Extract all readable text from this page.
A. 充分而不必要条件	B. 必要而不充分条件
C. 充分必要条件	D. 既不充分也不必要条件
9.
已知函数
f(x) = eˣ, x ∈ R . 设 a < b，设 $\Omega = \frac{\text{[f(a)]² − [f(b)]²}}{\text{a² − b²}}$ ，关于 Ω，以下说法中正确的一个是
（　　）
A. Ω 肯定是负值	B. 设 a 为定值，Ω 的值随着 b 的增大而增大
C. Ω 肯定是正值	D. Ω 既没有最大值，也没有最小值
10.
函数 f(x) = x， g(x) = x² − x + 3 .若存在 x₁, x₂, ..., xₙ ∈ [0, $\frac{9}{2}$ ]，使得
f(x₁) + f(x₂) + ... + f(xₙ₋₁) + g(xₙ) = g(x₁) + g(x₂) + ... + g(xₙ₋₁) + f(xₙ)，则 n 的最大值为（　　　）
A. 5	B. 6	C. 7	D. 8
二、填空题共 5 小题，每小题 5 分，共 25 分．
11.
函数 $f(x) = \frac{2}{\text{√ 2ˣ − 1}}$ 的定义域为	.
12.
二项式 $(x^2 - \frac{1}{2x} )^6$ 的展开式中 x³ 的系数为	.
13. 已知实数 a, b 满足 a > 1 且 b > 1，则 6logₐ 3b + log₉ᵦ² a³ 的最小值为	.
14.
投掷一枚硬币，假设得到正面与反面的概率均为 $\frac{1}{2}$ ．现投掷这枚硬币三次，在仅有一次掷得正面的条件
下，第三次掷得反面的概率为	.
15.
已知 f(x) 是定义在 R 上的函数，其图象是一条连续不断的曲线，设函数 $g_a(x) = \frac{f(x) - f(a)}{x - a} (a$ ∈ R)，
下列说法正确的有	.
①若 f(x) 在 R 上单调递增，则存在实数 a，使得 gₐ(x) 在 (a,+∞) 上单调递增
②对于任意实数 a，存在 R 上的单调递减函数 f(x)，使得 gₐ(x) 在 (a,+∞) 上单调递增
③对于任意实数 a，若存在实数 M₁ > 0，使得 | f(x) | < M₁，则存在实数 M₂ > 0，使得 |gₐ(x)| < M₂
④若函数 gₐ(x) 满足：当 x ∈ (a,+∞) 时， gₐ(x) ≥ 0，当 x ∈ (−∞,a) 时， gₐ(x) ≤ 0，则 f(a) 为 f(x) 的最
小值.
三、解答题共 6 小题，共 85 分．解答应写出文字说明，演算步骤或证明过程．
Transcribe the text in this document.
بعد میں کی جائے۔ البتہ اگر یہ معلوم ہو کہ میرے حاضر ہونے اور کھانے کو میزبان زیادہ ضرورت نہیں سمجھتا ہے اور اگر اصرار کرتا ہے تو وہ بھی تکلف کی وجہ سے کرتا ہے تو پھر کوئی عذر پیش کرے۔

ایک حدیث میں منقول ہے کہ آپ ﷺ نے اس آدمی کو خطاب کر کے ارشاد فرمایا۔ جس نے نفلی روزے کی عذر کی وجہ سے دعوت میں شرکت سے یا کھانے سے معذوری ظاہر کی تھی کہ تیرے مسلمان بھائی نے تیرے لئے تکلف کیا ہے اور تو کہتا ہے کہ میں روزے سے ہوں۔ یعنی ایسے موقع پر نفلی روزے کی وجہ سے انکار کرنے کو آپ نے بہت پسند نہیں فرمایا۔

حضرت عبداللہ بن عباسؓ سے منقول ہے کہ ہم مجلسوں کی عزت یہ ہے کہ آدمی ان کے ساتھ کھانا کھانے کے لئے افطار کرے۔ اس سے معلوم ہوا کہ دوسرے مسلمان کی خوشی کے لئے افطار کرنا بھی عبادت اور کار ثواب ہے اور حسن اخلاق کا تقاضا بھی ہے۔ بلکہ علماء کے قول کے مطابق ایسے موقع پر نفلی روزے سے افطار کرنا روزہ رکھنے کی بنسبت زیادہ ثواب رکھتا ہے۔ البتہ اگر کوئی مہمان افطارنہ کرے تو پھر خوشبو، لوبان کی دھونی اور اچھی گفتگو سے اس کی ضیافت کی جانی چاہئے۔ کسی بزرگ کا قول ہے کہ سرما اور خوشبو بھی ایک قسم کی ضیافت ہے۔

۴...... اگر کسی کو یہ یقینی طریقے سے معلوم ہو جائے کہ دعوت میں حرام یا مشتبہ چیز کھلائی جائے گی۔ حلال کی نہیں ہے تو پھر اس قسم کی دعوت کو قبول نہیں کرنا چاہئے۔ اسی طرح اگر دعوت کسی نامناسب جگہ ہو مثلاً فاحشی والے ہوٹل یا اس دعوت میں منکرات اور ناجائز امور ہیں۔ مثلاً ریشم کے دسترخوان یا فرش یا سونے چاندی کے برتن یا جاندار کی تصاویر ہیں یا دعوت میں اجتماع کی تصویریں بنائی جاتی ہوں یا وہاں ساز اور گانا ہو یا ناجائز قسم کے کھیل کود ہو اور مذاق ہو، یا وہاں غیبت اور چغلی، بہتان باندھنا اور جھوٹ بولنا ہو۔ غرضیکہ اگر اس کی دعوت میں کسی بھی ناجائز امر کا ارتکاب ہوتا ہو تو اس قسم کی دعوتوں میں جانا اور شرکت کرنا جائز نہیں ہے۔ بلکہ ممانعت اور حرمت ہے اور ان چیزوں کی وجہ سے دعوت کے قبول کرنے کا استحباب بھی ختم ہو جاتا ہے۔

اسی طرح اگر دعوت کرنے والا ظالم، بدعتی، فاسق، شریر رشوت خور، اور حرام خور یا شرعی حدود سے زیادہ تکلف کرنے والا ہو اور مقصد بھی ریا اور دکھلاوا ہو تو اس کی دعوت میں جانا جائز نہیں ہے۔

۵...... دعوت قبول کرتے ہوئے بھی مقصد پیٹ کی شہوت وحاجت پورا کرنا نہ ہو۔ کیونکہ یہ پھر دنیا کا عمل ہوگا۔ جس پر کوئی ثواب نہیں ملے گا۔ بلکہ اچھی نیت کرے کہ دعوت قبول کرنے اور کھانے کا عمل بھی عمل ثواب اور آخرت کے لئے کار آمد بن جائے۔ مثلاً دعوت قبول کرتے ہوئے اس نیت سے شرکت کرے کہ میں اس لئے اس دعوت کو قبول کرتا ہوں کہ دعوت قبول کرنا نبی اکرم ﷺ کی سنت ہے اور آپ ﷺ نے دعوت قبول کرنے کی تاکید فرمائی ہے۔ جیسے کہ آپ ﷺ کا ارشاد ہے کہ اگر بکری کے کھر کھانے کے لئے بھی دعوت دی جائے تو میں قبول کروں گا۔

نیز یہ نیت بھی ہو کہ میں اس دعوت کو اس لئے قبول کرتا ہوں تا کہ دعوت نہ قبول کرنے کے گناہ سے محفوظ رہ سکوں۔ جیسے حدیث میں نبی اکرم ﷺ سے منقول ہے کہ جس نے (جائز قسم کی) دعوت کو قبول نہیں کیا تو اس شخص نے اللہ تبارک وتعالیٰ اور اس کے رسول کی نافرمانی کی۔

• Requirements: What is needed here is an exact reproduction of all the entries.

• Reply:
Extract all readable text from this page.
A. 充分而不必要条件	B. 必要而不充分条件
C. 充分必要条件	D. 既不充分也不必要条件
9.
已知函数
f(x) = eˣ, x ∈ R . 设 a < b，设 $\Omega = \frac{\text{[f(a)]² − [f(b)]²}}{\text{a² − b²}}$ ，关于 Ω，以下说法中正确的一个是
（　　）
A. Ω 肯定是负值	B. 设 a 为定值，Ω 的值随着 b 的增大而增大
C. Ω 肯定是正值	D. Ω 既没有最大值，也没有最小值
10.
函数 f(x) = x， g(x) = x² − x + 3 .若存在 x₁, x₂, ..., xₙ ∈ [0, $\frac{9}{2}$ ]，使得
f(x₁) + f(x₂) + ... + f(xₙ₋₁) + g(xₙ) = g(x₁) + g(x₂) + ... + g(xₙ₋₁) + f(xₙ)，则 n 的最大值为（　　　）
A. 5	B. 6	C. 7	D. 8
二、填空题共 5 小题，每小题 5 分，共 25 分．
11.
函数 $f(x) = \frac{2}{\text{√ 2ˣ − 1}}$ 的定义域为	.
12.
二项式 $(x^2 - \frac{1}{2x} )^6$ 的展开式中 x³ 的系数为	.
13. 已知实数 a, b 满足 a > 1 且 b > 1，则 6logₐ 3b + log₉ᵦ² a³ 的最小值为	.
14.
投掷一枚硬币，假设得到正面与反面的概率均为 $\frac{1}{2}$ ．现投掷这枚硬币三次，在仅有一次掷得正面的条件
下，第三次掷得反面的概率为	.
15.
已知 f(x) 是定义在 R 上的函数，其图象是一条连续不断的曲线，设函数 $g_a(x) = \frac{f(x) - f(a)}{x - a} (a$ ∈ R)，
下列说法正确的有	.
①若 f(x) 在 R 上单调递增，则存在实数 a，使得 gₐ(x) 在 (a,+∞) 上单调递增
②对于任意实数 a，存在 R 上的单调递减函数 f(x)，使得 gₐ(x) 在 (a,+∞) 上单调递增
③对于任意实数 a，若存在实数 M₁ > 0，使得 | f(x) | < M₁，则存在实数 M₂ > 0，使得 |gₐ(x)| < M₂
④若函数 gₐ(x) 满足：当 x ∈ (a,+∞) 时， gₐ(x) ≥ 0，当 x ∈ (−∞,a) 时， gₐ(x) ≤ 0，则 f(a) 为 f(x) 的最
小值.
三、解答题共 6 小题，共 85 分．解答应写出文字说明，演算步骤或证明过程．
Transcribe the text in this document.
بعد میں کی جائے۔ البتہ اگر یہ معلوم ہو کہ میرے حاضر ہونے اور کھانے کو میزبان زیادہ ضرورت نہیں سمجھتا ہے اور اگر اصرار کرتا ہے تو وہ بھی تکلف کی وجہ سے کرتا ہے تو پھر کوئی عذر پیش کرے۔

ایک حدیث میں منقول ہے کہ آپ ﷺ نے اس آدمی کو خطاب کر کے ارشاد فرمایا۔ جس نے نفلی روزے کی عذر کی وجہ سے دعوت میں شرکت سے یا کھانے سے معذوری ظاہر کی تھی کہ تیرے مسلمان بھائی نے تیرے لئے تکلف کیا ہے اور تو کہتا ہے کہ میں روزے سے ہوں۔ یعنی ایسے موقع پر نفلی روزے کی وجہ سے انکار کرنے کو آپ نے بہت پسند نہیں فرمایا۔

حضرت عبداللہ بن عباسؓ سے منقول ہے کہ ہم مجلسوں کی عزت یہ ہے کہ آدمی ان کے ساتھ کھانا کھانے کے لئے افطار کرے۔ اس سے معلوم ہوا کہ دوسرے مسلمان کی خوشی کے لئے افطار کرنا بھی عبادت اور کار ثواب ہے اور حسن اخلاق کا تقاضا بھی ہے۔ بلکہ علماء کے قول کے مطابق ایسے موقع پر نفلی روزے سے افطار کرنا روزہ رکھنے کی بنسبت زیادہ ثواب رکھتا ہے۔ البتہ اگر کوئی مہمان افطارنہ کرے تو پھر خوشبو، لوبان کی دھونی اور اچھی گفتگو سے اس کی ضیافت کی جانی چاہئے۔ کسی بزرگ کا قول ہے کہ سرما اور خوشبو بھی ایک قسم کی ضیافت ہے۔

۴...... اگر کسی کو یہ یقینی طریقے سے معلوم ہو جائے کہ دعوت میں حرام یا مشتبہ چیز کھلائی جائے گی۔ حلال کی نہیں ہے تو پھر اس قسم کی دعوت کو قبول نہیں کرنا چاہئے۔ اسی طرح اگر دعوت کسی نامناسب جگہ ہو مثلاً فاحشی والے ہوٹل یا اس دعوت میں منکرات اور ناجائز امور ہیں۔ مثلاً ریشم کے دسترخوان یا فرش یا سونے چاندی کے برتن یا جاندار کی تصاویر ہیں یا دعوت میں اجتماع کی تصویریں بنائی جاتی ہوں یا وہاں ساز اور گانا ہو یا ناجائز قسم کے کھیل کود ہو اور مذاق ہو، یا وہاں غیبت اور چغلی، بہتان باندھنا اور جھوٹ بولنا ہو۔ غرضیکہ اگر اس کی دعوت میں کسی بھی ناجائز امر کا ارتکاب ہوتا ہو تو اس قسم کی دعوتوں میں جانا اور شرکت کرنا جائز نہیں ہے۔ بلکہ ممانعت اور حرمت ہے اور ان چیزوں کی وجہ سے دعوت کے قبول کرنے کا استحباب بھی ختم ہو جاتا ہے۔

اسی طرح اگر دعوت کرنے والا ظالم، بدعتی، فاسق، شریر رشوت خور، اور حرام خور یا شرعی حدود سے زیادہ تکلف کرنے والا ہو اور مقصد بھی ریا اور دکھلاوا ہو تو اس کی دعوت میں جانا جائز نہیں ہے۔

۵...... دعوت قبول کرتے ہوئے بھی مقصد پیٹ کی شہوت وحاجت پورا کرنا نہ ہو۔ کیونکہ یہ پھر دنیا کا عمل ہوگا۔ جس پر کوئی ثواب نہیں ملے گا۔ بلکہ اچھی نیت کرے کہ دعوت قبول کرنے اور کھانے کا عمل بھی عمل ثواب اور آخرت کے لئے کار آمد بن جائے۔ مثلاً دعوت قبول کرتے ہوئے اس نیت سے شرکت کرے کہ میں اس لئے اس دعوت کو قبول کرتا ہوں کہ دعوت قبول کرنا نبی اکرم ﷺ کی سنت ہے اور آپ ﷺ نے دعوت قبول کرنے کی تاکید فرمائی ہے۔ جیسے کہ آپ ﷺ کا ارشاد ہے کہ اگر بکری کے کھر کھانے کے لئے بھی دعوت دی جائے تو میں قبول کروں گا۔

نیز یہ نیت بھی ہو کہ میں اس دعوت کو اس لئے قبول کرتا ہوں تا کہ دعوت نہ قبول کرنے کے گناہ سے محفوظ رہ سکوں۔ جیسے حدیث میں نبی اکرم ﷺ سے منقول ہے کہ جس نے (جائز قسم کی) دعوت کو قبول نہیں کیا تو اس شخص نے اللہ تبارک وتعالیٰ اور اس کے رسول کی نافرمانی کی۔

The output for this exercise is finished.